## Items
◆ ◆ ◆ ◆ ◆ ◆ ◆
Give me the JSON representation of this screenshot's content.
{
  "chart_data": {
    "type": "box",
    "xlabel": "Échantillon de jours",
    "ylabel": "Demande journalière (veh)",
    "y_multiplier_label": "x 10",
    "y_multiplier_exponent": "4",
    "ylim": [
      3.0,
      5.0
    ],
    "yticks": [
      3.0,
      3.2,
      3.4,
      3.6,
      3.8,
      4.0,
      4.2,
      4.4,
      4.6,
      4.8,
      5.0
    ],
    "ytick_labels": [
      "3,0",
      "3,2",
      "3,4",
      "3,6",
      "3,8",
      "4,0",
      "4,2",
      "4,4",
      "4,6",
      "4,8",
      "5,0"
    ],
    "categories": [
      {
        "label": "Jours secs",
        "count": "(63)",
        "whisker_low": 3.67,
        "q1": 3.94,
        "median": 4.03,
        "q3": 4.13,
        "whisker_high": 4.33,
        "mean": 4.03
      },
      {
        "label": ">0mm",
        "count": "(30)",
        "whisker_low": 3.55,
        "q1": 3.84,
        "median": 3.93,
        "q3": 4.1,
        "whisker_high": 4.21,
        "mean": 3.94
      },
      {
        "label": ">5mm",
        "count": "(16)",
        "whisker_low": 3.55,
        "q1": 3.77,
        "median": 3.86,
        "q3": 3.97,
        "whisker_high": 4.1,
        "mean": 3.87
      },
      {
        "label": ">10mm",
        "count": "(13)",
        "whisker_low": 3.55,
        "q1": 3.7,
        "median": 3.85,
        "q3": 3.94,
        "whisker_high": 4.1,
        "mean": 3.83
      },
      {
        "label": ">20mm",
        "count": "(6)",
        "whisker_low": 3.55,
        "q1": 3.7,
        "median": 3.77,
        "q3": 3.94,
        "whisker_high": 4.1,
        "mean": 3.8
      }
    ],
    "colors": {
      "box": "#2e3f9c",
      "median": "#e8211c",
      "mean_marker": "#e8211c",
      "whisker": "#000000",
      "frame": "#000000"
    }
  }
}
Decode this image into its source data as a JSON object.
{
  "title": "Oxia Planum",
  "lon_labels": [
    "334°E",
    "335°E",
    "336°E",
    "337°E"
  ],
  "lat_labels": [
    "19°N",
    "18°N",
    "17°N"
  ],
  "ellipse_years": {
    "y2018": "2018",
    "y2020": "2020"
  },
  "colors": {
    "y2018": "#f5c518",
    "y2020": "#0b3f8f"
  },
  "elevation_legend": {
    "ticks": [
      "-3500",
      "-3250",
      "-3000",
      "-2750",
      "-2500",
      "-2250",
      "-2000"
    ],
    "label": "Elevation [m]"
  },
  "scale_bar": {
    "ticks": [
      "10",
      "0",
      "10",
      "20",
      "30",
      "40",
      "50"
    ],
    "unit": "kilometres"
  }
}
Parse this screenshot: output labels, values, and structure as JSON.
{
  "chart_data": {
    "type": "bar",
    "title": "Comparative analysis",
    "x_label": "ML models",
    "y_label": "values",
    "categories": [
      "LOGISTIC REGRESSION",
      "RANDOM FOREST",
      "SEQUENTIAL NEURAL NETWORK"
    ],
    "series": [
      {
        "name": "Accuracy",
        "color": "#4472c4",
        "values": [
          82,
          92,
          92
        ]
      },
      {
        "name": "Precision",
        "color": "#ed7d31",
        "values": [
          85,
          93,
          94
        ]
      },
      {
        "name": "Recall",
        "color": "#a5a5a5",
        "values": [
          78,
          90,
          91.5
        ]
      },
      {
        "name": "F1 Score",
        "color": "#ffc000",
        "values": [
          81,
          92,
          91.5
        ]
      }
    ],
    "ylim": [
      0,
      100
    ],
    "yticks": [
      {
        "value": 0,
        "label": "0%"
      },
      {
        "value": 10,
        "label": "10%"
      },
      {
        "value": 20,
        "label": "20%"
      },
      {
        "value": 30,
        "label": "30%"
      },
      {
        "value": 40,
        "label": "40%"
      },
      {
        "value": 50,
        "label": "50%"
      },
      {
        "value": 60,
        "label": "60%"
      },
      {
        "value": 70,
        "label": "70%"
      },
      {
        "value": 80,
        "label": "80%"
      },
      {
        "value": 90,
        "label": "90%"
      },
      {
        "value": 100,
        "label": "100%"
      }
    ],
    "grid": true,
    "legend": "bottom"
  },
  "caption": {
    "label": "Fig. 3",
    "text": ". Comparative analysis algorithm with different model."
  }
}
◆ ◆ ◆ ◆ ◆ ◆ ◆
Copy each line of the records containing the string "analysis".

    "title": "Comparative analysis",
    "text": ". Comparative analysis algorithm with different model."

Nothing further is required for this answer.